## BEGIN
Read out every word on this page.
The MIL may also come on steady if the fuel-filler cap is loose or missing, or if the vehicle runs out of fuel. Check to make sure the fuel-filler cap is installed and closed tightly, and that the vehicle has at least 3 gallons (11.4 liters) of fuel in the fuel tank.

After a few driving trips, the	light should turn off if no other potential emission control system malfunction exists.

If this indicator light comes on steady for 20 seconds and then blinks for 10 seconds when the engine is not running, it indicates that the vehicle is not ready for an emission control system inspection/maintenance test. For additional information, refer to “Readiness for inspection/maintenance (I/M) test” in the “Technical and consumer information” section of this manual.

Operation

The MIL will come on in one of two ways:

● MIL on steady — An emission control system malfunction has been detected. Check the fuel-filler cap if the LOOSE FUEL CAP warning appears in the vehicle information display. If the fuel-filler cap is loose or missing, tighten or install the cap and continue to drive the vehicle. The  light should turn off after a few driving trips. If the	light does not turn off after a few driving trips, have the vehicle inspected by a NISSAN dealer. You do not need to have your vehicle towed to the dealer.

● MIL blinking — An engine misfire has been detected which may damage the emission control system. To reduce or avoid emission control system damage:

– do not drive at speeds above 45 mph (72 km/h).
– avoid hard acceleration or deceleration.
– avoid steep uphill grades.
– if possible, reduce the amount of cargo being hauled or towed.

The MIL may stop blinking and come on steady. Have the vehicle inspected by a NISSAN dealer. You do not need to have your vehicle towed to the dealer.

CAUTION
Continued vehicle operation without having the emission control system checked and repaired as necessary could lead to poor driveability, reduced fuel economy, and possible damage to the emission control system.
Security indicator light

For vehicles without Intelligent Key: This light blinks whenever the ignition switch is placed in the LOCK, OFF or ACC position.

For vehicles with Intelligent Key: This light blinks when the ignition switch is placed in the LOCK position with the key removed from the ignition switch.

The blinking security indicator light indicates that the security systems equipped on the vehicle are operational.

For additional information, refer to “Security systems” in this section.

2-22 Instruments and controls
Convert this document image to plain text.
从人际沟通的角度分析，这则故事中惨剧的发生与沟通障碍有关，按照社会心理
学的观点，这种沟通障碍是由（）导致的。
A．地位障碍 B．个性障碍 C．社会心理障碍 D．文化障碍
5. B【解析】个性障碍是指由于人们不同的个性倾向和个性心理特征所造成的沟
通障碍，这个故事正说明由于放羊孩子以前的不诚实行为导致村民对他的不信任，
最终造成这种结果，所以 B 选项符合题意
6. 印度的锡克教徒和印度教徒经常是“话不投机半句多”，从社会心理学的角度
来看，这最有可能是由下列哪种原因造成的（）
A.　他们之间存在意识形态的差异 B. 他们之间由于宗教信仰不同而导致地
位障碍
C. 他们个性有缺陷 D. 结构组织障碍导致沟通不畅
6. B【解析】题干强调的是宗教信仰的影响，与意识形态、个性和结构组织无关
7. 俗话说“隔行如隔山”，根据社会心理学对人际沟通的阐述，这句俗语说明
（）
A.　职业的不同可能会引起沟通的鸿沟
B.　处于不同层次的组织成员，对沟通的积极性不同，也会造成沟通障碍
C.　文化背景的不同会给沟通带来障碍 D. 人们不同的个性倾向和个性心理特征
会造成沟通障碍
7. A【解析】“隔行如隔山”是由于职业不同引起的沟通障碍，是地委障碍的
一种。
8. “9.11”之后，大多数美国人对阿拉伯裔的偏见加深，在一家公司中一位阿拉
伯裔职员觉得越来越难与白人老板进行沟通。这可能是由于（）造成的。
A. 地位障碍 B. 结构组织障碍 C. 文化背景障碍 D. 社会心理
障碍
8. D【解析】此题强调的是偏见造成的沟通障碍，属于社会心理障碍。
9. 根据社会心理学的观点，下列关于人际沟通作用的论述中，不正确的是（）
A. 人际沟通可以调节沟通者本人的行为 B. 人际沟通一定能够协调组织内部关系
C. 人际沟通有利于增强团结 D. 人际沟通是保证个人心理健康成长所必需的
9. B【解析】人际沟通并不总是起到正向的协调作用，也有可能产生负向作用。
## END
## Directions for this task:
In the entries above, find each line with the word "ignition" and show it.

## Solution:
For vehicles without Intelligent Key: This light blinks whenever the ignition switch is placed in the LOCK, OFF or ACC position.
For vehicles with Intelligent Key: This light blinks when the ignition switch is placed in the LOCK position with the key removed from the ignition switch.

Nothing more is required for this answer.